[Data entries for graphics]
[start]

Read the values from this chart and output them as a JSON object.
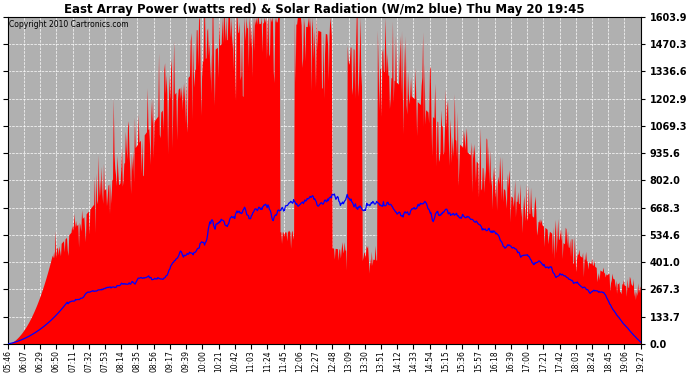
{
  "title": "East Array Power (watts red) & Solar Radiation (W/m2 blue) Thu May 20 19:45",
  "copyright_text": "Copyright 2010 Cartronics.com",
  "yticks": [
    0.0,
    133.7,
    267.3,
    401.0,
    534.6,
    668.3,
    802.0,
    935.6,
    1069.3,
    1202.9,
    1336.6,
    1470.3,
    1603.9
  ],
  "ymax": 1603.9,
  "ymin": 0.0,
  "fill_color": "#ff0000",
  "line_color": "#0000ff",
  "background_color": "#ffffff",
  "plot_bg_color": "#b0b0b0",
  "x_labels": [
    "05:46",
    "06:07",
    "06:29",
    "06:50",
    "07:11",
    "07:32",
    "07:53",
    "08:14",
    "08:35",
    "08:56",
    "09:17",
    "09:39",
    "10:00",
    "10:21",
    "10:42",
    "11:03",
    "11:24",
    "11:45",
    "12:06",
    "12:27",
    "12:48",
    "13:09",
    "13:30",
    "13:51",
    "14:12",
    "14:33",
    "14:54",
    "15:15",
    "15:36",
    "15:57",
    "16:18",
    "16:39",
    "17:00",
    "17:21",
    "17:42",
    "18:03",
    "18:24",
    "18:45",
    "19:06",
    "19:27"
  ]
}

[end]

EXERCISE: Print each entry shown above with exact wording and no pictures.

OUTPUT OF THE TASK:
Read the values from this chart and output them as a JSON object.
{
  "title": "East Array Power (watts red) & Solar Radiation (W/m2 blue) Thu May 20 19:45",
  "copyright_text": "Copyright 2010 Cartronics.com",
  "yticks": [
    0.0,
    133.7,
    267.3,
    401.0,
    534.6,
    668.3,
    802.0,
    935.6,
    1069.3,
    1202.9,
    1336.6,
    1470.3,
    1603.9
  ],
  "ymax": 1603.9,
  "ymin": 0.0,
  "fill_color": "#ff0000",
  "line_color": "#0000ff",
  "background_color": "#ffffff",
  "plot_bg_color": "#b0b0b0",
  "x_labels": [
    "05:46",
    "06:07",
    "06:29",
    "06:50",
    "07:11",
    "07:32",
    "07:53",
    "08:14",
    "08:35",
    "08:56",
    "09:17",
    "09:39",
    "10:00",
    "10:21",
    "10:42",
    "11:03",
    "11:24",
    "11:45",
    "12:06",
    "12:27",
    "12:48",
    "13:09",
    "13:30",
    "13:51",
    "14:12",
    "14:33",
    "14:54",
    "15:15",
    "15:36",
    "15:57",
    "16:18",
    "16:39",
    "17:00",
    "17:21",
    "17:42",
    "18:03",
    "18:24",
    "18:45",
    "19:06",
    "19:27"
  ]
}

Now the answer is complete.